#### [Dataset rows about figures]
'''

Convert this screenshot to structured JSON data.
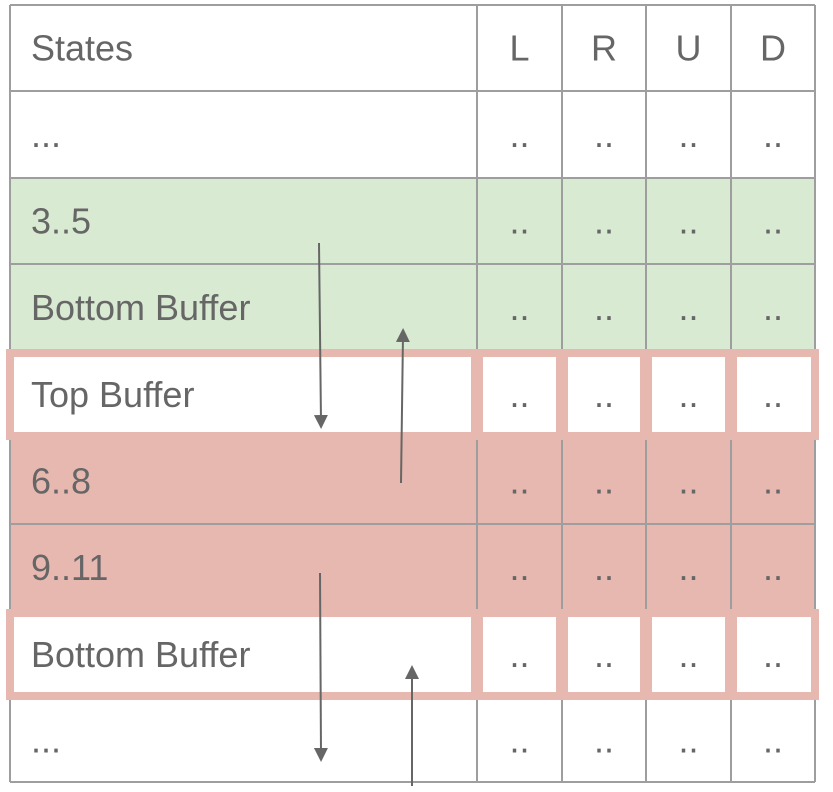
{
  "table": {
    "headers": [
      "States",
      "L",
      "R",
      "U",
      "D"
    ],
    "rows": [
      {
        "label": "...",
        "cells": [
          "..",
          "..",
          "..",
          ".."
        ],
        "fill": "white"
      },
      {
        "label": "3..5",
        "cells": [
          "..",
          "..",
          "..",
          ".."
        ],
        "fill": "green"
      },
      {
        "label": "Bottom Buffer",
        "cells": [
          "..",
          "..",
          "..",
          ".."
        ],
        "fill": "green"
      },
      {
        "label": "Top Buffer",
        "cells": [
          "..",
          "..",
          "..",
          ".."
        ],
        "fill": "white",
        "highlight": true
      },
      {
        "label": "6..8",
        "cells": [
          "..",
          "..",
          "..",
          ".."
        ],
        "fill": "red"
      },
      {
        "label": "9..11",
        "cells": [
          "..",
          "..",
          "..",
          ".."
        ],
        "fill": "red"
      },
      {
        "label": "Bottom Buffer",
        "cells": [
          "..",
          "..",
          "..",
          ".."
        ],
        "fill": "white",
        "highlight": true
      },
      {
        "label": "...",
        "cells": [
          "..",
          "..",
          "..",
          ".."
        ],
        "fill": "white"
      }
    ]
  },
  "colors": {
    "green": "#d9ead3",
    "red": "#e6b8af",
    "white": "#ffffff",
    "highlight_border": "#e6b8af",
    "grid": "#9e9e9e",
    "text": "#666666",
    "arrow": "#666666"
  }
}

'''

#### [Written exercise]
Keep the pictures out of the copy and write out the data exactly as it stands.

#### [Task response]
Convert this screenshot to structured JSON data.
{
  "table": {
    "headers": [
      "States",
      "L",
      "R",
      "U",
      "D"
    ],
    "rows": [
      {
        "label": "...",
        "cells": [
          "..",
          "..",
          "..",
          ".."
        ],
        "fill": "white"
      },
      {
        "label": "3..5",
        "cells": [
          "..",
          "..",
          "..",
          ".."
        ],
        "fill": "green"
      },
      {
        "label": "Bottom Buffer",
        "cells": [
          "..",
          "..",
          "..",
          ".."
        ],
        "fill": "green"
      },
      {
        "label": "Top Buffer",
        "cells": [
          "..",
          "..",
          "..",
          ".."
        ],
        "fill": "white",
        "highlight": true
      },
      {
        "label": "6..8",
        "cells": [
          "..",
          "..",
          "..",
          ".."
        ],
        "fill": "red"
      },
      {
        "label": "9..11",
        "cells": [
          "..",
          "..",
          "..",
          ".."
        ],
        "fill": "red"
      },
      {
        "label": "Bottom Buffer",
        "cells": [
          "..",
          "..",
          "..",
          ".."
        ],
        "fill": "white",
        "highlight": true
      },
      {
        "label": "...",
        "cells": [
          "..",
          "..",
          "..",
          ".."
        ],
        "fill": "white"
      }
    ]
  },
  "colors": {
    "green": "#d9ead3",
    "red": "#e6b8af",
    "white": "#ffffff",
    "highlight_border": "#e6b8af",
    "grid": "#9e9e9e",
    "text": "#666666",
    "arrow": "#666666"
  }
}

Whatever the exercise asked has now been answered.